Tugas yang Dikerjakan
**1)** Kembalikan persis bagian kisah sehari bersama Puthut EA, mulai dari "Siang belum begitu" dan berakhir pada "muda seperti saya.".
**2)** Teruskan kisah sehari bersama Puthut EA setelah kalimat terakhir yang ada.

*** Kutipan Pilihan ***

Sehari Bersama Anak Kesayangan Tuhan

kuliner puthut ea

Siang belum begitu terik. Sisa-sisa matahari pagi masih menyinari halaman kantor. Sementara mobil berwarna

merah itu sudah mulai dipanaskan di bahu jalan. Saya sendiri masih belum tahu ke mana akan diajak bepergian. “Jadi kita nanti akan ke bengkel servis mobil dulu, makan, baru kemudian kita nonton,” kata seorang laki-

laki begitu ia duduk di belakang kemudi.

“Oke, siap mas!” saya yang duduk di sebelah kirinya menimpali.

Seperti biasa, Puthut EA dengan gayanya yang tenang dan santai selalu mudah mengajak siapa saja. Baik kepada yang lebih tua, sepantaran, atau yang jauh lebih muda seperti saya.

*** Data Tercatat ***

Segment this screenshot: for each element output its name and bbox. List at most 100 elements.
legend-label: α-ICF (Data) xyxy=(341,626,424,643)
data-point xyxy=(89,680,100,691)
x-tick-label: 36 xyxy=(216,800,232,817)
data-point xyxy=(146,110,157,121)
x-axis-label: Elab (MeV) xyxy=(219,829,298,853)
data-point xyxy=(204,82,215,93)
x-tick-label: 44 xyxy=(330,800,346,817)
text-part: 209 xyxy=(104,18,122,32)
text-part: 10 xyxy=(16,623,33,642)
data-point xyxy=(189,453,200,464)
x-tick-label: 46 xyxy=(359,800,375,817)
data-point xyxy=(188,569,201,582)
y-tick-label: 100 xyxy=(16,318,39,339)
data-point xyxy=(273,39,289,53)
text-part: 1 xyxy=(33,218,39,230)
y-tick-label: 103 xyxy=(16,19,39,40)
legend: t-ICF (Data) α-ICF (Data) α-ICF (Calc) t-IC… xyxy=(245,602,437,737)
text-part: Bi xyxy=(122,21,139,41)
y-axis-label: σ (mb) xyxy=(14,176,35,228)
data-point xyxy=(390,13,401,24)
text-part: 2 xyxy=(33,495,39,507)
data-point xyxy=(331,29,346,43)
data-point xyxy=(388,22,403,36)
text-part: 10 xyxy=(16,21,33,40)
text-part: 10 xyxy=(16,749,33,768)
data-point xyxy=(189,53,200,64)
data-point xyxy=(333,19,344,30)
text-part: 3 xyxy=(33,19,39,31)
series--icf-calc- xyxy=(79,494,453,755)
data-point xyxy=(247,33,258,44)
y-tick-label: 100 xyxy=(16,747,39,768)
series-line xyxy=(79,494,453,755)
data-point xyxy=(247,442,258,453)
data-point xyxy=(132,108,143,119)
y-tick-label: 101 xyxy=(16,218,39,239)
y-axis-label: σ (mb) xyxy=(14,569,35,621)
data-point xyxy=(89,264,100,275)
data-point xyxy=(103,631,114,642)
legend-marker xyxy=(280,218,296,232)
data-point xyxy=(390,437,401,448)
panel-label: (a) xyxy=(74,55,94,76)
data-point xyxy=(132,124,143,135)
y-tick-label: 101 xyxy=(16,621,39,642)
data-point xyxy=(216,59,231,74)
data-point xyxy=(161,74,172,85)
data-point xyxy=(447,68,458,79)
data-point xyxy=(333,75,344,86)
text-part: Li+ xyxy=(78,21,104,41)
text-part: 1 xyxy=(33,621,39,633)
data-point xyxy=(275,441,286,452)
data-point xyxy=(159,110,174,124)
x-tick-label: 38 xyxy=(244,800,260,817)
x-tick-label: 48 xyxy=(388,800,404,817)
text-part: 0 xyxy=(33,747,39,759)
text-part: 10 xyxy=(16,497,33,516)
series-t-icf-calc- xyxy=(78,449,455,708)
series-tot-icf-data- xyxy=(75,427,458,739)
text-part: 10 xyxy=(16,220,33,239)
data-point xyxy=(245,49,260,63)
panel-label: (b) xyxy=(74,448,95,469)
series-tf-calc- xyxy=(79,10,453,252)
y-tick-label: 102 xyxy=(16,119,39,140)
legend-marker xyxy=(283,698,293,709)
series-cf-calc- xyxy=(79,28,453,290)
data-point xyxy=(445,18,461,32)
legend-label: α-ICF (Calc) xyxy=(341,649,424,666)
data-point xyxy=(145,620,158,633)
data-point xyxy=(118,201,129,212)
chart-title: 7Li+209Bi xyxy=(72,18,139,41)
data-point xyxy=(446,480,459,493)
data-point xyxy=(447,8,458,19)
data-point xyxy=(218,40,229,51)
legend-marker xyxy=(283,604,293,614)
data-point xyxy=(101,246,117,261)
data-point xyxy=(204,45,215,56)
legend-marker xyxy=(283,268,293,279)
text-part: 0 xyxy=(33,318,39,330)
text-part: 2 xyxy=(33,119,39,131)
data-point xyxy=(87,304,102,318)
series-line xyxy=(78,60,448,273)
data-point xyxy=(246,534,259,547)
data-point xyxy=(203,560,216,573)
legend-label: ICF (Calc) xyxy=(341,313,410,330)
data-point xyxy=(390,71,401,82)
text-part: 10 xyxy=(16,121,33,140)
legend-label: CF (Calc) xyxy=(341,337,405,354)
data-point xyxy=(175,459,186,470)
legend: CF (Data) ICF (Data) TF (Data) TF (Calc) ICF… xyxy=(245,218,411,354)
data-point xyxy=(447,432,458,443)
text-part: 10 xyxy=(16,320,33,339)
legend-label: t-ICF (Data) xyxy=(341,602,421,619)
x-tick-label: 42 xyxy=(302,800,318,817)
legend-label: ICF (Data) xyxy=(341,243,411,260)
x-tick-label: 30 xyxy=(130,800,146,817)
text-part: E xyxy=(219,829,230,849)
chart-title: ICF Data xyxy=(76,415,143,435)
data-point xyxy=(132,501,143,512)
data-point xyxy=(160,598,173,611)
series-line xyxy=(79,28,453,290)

***
*** Data Tercatat ***

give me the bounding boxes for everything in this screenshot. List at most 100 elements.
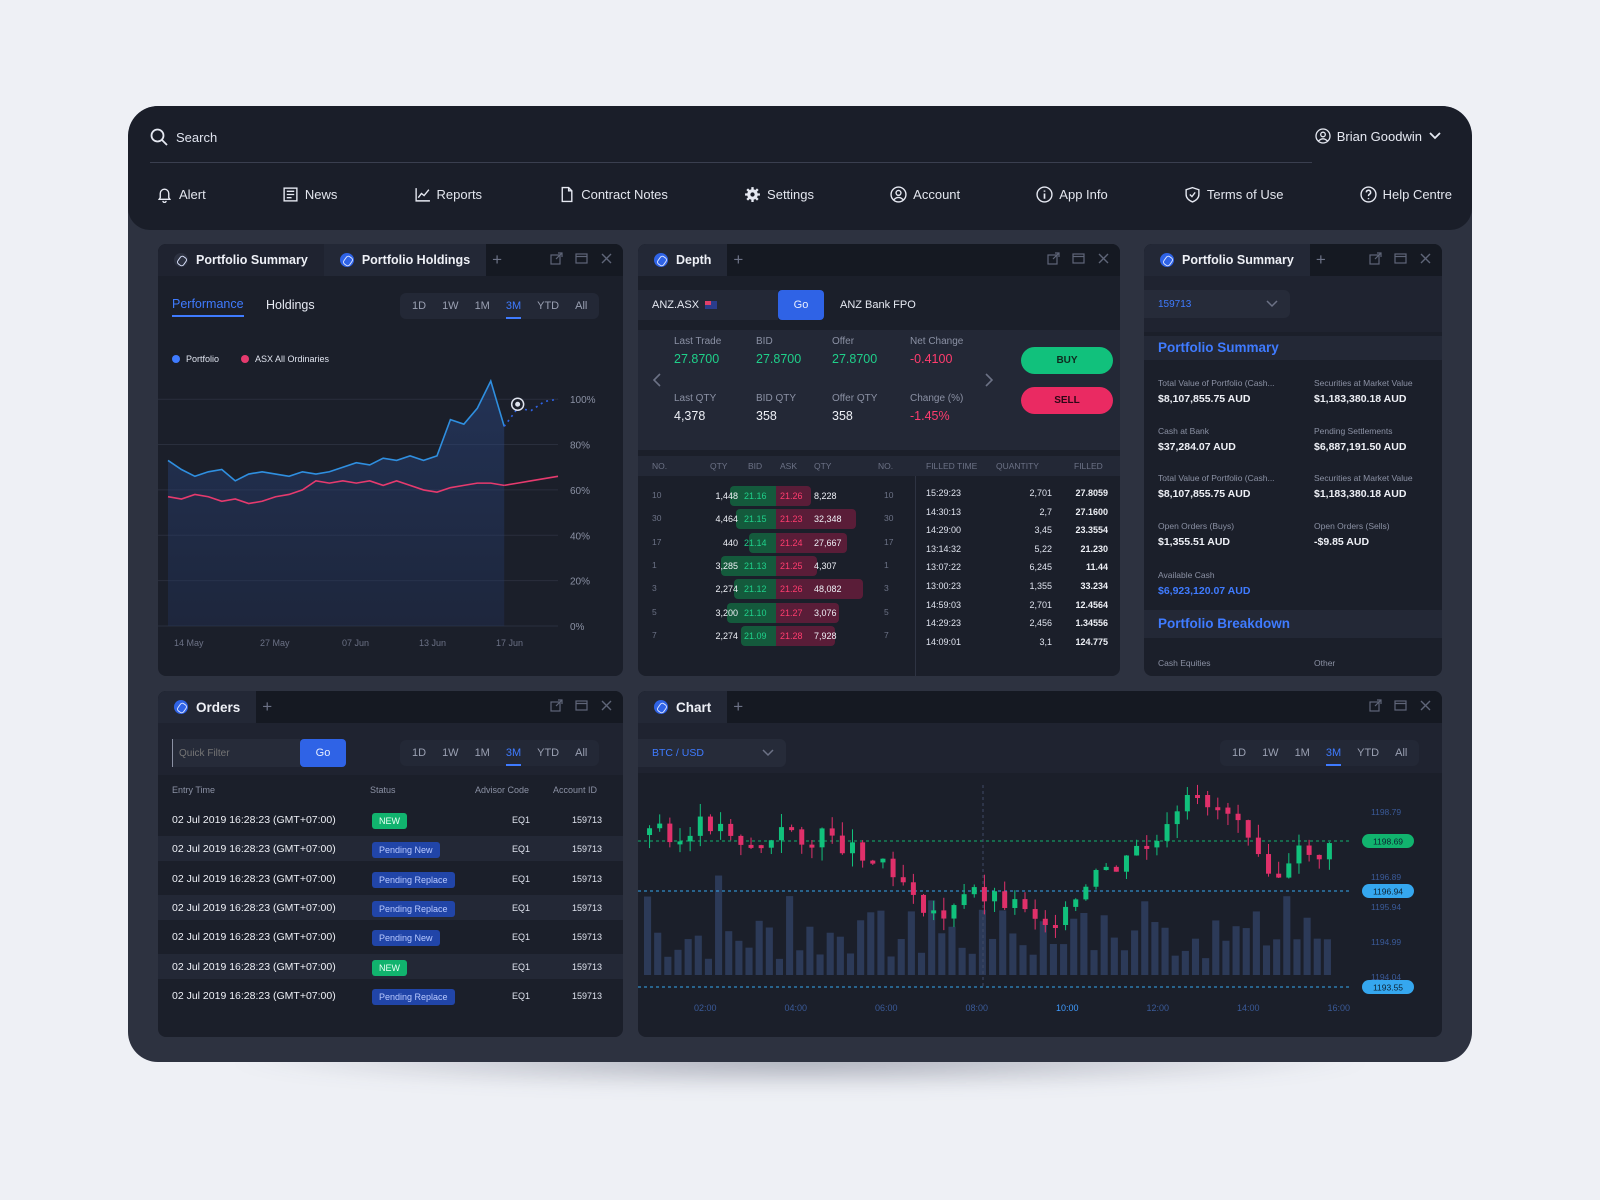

***
*** Data Tercatat ***

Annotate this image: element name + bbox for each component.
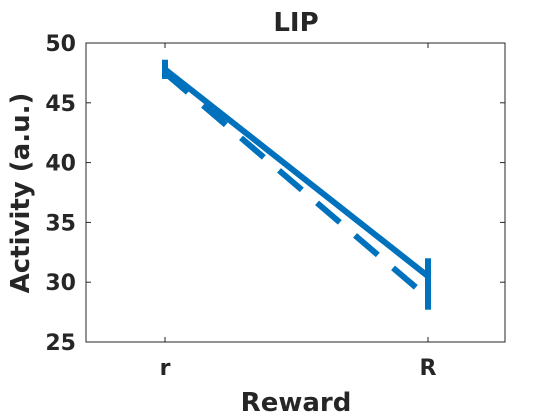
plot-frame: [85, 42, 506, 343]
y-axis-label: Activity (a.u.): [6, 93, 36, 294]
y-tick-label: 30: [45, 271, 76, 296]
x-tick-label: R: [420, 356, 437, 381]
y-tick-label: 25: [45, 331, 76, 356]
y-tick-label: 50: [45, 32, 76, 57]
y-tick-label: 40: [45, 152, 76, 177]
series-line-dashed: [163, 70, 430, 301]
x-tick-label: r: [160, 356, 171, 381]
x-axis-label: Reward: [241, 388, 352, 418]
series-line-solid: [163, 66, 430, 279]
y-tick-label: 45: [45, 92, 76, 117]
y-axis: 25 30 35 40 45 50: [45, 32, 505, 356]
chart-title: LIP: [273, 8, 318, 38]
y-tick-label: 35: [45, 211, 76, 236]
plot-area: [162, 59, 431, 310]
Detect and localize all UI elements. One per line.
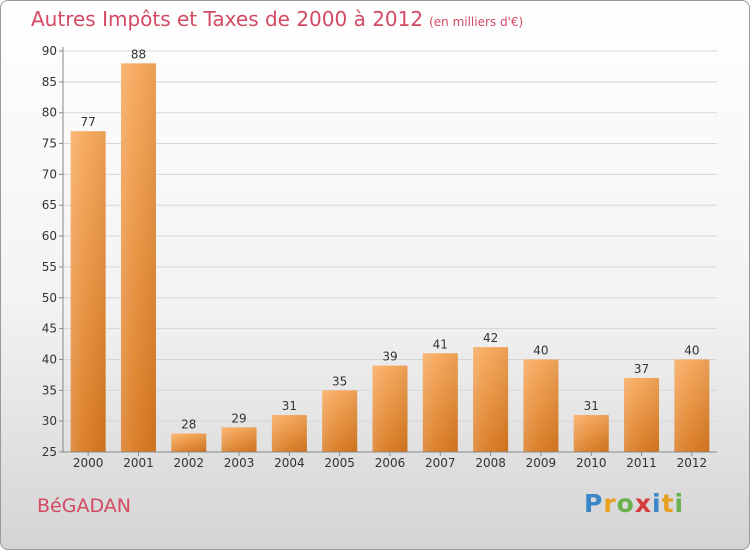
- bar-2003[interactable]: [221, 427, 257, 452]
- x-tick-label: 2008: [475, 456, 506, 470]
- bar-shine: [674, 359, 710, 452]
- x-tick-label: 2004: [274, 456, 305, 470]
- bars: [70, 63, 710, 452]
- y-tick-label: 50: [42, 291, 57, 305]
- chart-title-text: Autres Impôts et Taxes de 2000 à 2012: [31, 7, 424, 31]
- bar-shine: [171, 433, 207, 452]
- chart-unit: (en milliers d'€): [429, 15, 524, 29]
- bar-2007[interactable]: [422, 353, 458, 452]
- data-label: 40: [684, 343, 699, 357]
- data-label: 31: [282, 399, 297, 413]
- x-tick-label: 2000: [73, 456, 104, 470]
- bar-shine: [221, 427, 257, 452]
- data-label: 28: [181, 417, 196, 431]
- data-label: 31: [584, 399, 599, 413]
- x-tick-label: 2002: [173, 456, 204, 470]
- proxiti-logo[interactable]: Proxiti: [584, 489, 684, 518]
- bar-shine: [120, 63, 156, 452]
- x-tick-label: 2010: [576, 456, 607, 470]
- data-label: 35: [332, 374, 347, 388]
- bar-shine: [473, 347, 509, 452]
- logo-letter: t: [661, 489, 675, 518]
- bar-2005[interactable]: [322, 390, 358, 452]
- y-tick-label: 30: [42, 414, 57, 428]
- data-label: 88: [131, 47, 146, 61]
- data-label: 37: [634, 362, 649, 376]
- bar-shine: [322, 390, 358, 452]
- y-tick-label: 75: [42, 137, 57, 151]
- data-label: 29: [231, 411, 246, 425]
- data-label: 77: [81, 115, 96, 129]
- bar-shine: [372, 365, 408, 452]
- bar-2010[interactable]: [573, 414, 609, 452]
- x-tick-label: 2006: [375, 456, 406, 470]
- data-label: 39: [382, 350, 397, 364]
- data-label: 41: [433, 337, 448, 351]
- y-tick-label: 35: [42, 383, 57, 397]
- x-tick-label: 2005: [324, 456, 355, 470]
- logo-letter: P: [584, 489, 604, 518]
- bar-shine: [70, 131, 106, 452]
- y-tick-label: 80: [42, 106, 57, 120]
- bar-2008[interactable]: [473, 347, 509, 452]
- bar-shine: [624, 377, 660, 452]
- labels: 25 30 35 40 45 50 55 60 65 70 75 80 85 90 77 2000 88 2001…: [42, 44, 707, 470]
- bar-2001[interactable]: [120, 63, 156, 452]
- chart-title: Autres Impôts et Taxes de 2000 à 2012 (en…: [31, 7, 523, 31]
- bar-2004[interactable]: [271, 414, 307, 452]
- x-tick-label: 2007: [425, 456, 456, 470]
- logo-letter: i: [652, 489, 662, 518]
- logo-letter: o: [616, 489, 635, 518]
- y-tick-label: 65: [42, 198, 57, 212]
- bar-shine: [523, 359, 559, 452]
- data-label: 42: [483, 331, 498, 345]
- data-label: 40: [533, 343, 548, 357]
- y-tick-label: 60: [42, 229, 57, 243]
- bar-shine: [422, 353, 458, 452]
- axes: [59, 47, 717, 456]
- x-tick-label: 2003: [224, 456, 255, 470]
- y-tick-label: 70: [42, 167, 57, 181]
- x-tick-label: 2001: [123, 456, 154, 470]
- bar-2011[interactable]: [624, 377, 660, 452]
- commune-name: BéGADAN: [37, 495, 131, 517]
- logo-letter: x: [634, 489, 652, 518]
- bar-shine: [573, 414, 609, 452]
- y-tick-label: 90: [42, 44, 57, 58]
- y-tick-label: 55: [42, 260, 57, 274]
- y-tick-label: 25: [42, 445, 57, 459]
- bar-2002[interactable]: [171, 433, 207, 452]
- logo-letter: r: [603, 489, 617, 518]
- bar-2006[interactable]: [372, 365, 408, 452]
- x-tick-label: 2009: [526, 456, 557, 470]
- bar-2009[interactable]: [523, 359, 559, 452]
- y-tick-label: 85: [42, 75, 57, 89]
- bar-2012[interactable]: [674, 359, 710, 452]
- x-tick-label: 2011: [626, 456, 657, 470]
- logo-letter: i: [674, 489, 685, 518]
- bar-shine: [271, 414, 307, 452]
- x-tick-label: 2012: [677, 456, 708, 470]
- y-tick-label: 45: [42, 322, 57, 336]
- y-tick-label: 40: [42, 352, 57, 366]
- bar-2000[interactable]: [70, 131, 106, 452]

***

Penyelesaian Soal
**1)**
Siang belum begitu terik. Sisa-sisa matahari pagi masih menyinari halaman kantor. Sementara mobil berwarna

merah itu sudah mulai dipanaskan di bahu jalan. Saya sendiri masih belum tahu ke mana akan diajak bepergian. “Jadi kita nanti akan ke bengkel servis mobil dulu, makan, baru kemudian kita nonton,” kata seorang laki-

laki begitu ia duduk di belakang kemudi.

“Oke, siap mas!” saya yang duduk di sebelah kirinya menimpali.

Seperti biasa, Puthut EA dengan gayanya yang tenang dan santai selalu mudah mengajak siapa saja. Baik kepada yang lebih tua, sepantaran, atau yang jauh lebih muda seperti saya.

**2)**
Mobil mulai berjalan. Obrolan-obrolan dalam mobil kali itu masih seputar warung-warung dan aneka kuliner yang dilewati di sepanjang perjalanan. Ada warung ikan manyung, mie ayam, sate kambing, soto bathok, hingga ikan bandeng. Sesekali obrolan berlanjut ke film-film terbaru yang sedang diputar di bioskop.

Di tengah perjalanan, tiba-tiba saya teringat akan sosok yang sedang mengemudikan mobil itu. Tentang bagaimana dulu saya pertama kali mengenalnya, semua hadir begitu saja dalam kepala.

Kira-kira beginilah ingatan-ingatan itu.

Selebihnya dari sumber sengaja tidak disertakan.